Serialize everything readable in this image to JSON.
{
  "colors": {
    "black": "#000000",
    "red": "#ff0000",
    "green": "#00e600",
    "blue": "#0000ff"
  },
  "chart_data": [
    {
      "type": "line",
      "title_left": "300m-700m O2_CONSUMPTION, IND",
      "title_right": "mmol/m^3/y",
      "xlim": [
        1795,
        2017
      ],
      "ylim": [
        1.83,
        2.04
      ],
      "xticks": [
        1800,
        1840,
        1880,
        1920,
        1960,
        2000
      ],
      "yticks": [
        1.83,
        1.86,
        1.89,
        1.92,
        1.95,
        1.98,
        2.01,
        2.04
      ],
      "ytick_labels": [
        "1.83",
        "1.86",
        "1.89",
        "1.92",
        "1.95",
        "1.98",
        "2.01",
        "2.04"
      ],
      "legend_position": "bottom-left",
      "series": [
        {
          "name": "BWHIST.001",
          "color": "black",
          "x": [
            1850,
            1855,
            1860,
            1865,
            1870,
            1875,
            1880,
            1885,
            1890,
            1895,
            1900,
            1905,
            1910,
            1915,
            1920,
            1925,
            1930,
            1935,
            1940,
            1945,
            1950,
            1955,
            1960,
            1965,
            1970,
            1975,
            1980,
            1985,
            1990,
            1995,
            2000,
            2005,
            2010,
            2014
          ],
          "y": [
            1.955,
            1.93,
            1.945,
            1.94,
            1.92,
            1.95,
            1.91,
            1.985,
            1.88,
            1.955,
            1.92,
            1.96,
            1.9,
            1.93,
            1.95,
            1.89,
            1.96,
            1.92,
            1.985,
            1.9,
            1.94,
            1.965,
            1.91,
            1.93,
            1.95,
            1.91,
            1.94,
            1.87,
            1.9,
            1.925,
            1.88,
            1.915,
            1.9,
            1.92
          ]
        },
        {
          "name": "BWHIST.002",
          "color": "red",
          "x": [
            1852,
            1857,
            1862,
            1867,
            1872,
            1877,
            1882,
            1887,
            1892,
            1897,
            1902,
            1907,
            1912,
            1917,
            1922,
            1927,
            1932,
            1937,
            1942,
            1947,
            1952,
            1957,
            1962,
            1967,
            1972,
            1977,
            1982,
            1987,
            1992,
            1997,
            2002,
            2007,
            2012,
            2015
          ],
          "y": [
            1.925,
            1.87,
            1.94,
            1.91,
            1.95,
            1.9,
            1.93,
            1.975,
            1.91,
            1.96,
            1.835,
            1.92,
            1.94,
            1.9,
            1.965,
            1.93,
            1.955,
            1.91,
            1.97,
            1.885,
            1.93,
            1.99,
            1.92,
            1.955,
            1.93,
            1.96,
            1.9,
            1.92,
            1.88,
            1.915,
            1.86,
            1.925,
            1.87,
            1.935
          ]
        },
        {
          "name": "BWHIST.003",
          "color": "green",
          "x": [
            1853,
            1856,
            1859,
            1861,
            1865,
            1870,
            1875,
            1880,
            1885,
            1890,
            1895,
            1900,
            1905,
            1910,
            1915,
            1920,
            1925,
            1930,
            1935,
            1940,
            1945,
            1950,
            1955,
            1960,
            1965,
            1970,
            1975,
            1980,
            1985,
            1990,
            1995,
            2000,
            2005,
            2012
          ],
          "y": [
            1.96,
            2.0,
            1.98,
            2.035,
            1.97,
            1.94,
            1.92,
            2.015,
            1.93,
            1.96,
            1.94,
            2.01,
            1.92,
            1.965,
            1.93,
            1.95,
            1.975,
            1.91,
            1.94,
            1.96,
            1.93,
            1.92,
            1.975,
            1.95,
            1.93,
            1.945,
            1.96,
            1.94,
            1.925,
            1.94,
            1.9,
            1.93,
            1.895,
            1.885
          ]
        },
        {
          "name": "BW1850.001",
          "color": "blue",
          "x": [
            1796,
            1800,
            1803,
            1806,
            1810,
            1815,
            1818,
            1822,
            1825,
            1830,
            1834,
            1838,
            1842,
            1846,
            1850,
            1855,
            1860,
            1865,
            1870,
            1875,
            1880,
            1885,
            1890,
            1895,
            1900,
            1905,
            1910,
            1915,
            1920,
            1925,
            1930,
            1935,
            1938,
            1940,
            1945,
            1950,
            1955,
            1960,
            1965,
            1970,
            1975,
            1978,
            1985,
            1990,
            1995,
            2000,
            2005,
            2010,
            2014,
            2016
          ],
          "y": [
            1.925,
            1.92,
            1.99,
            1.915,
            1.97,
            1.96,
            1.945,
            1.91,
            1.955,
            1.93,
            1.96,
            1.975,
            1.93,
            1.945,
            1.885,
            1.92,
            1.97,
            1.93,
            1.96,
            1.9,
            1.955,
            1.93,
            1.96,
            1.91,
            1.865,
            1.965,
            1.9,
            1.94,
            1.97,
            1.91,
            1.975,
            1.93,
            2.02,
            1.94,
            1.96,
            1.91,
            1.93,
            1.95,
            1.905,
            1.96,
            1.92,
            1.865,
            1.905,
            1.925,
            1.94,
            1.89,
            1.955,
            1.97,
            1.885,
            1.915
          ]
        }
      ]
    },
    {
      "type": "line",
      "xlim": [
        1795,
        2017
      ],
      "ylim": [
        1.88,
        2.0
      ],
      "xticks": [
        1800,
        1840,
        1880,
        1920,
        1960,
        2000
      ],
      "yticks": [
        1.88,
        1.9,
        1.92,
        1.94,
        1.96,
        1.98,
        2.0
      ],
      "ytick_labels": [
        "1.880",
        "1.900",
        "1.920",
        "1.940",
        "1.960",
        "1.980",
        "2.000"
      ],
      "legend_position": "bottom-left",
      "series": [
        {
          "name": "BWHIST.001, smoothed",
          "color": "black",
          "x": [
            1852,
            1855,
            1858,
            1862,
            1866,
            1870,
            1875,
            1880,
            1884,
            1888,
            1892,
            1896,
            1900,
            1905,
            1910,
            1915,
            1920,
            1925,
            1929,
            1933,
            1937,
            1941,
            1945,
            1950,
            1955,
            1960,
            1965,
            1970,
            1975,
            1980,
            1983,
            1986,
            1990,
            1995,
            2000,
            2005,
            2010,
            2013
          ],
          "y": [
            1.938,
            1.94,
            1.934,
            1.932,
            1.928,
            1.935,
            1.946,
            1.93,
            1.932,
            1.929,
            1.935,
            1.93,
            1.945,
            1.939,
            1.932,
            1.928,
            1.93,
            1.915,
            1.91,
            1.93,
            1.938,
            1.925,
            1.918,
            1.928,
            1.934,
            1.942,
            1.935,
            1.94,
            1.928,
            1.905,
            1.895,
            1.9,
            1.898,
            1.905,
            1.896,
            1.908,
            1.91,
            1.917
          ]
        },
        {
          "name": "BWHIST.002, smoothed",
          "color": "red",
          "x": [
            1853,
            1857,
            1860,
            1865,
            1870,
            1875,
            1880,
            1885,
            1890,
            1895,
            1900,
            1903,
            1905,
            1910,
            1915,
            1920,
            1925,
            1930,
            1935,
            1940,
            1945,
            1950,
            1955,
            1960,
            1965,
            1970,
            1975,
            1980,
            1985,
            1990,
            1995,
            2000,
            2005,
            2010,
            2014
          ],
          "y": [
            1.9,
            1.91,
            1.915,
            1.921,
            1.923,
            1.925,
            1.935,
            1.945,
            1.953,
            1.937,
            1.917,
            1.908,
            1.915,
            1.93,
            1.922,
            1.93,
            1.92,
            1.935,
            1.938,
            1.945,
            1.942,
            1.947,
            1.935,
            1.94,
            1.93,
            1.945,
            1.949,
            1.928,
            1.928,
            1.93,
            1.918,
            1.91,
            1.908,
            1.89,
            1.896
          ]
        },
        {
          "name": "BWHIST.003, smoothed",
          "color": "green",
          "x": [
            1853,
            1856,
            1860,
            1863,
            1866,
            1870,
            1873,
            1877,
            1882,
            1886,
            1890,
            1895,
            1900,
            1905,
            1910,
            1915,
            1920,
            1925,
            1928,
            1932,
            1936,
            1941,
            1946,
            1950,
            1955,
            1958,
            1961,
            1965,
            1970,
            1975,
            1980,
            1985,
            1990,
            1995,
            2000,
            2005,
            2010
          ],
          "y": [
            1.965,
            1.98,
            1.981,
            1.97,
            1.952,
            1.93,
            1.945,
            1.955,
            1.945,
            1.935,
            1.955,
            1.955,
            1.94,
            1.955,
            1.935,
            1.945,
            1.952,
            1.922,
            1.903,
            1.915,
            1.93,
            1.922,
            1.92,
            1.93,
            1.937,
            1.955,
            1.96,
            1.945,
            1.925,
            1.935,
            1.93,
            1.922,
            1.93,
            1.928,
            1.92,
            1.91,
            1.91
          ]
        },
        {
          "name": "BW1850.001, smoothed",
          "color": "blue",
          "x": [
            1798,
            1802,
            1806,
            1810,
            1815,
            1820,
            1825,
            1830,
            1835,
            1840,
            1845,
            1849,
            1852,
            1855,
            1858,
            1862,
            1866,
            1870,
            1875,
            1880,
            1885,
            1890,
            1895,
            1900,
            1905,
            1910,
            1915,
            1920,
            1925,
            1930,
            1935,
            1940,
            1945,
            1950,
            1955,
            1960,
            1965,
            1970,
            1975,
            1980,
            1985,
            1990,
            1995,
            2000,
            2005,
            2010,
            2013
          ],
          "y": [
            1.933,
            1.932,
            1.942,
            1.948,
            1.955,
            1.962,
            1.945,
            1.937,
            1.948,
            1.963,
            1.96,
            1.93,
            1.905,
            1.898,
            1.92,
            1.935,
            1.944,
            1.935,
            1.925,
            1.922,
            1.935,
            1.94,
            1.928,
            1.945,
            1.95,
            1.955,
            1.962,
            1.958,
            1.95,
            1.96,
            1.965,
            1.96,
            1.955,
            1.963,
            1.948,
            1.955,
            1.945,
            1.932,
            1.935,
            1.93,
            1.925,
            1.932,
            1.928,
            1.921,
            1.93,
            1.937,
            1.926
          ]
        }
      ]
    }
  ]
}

::::::::::

• TASK OBJECTIVE
Return all lines containing "smoothed".

• RESULT OF THIS TASK
          "name": "BWHIST.001, smoothed",
          "name": "BWHIST.002, smoothed",
          "name": "BWHIST.003, smoothed",
          "name": "BW1850.001, smoothed",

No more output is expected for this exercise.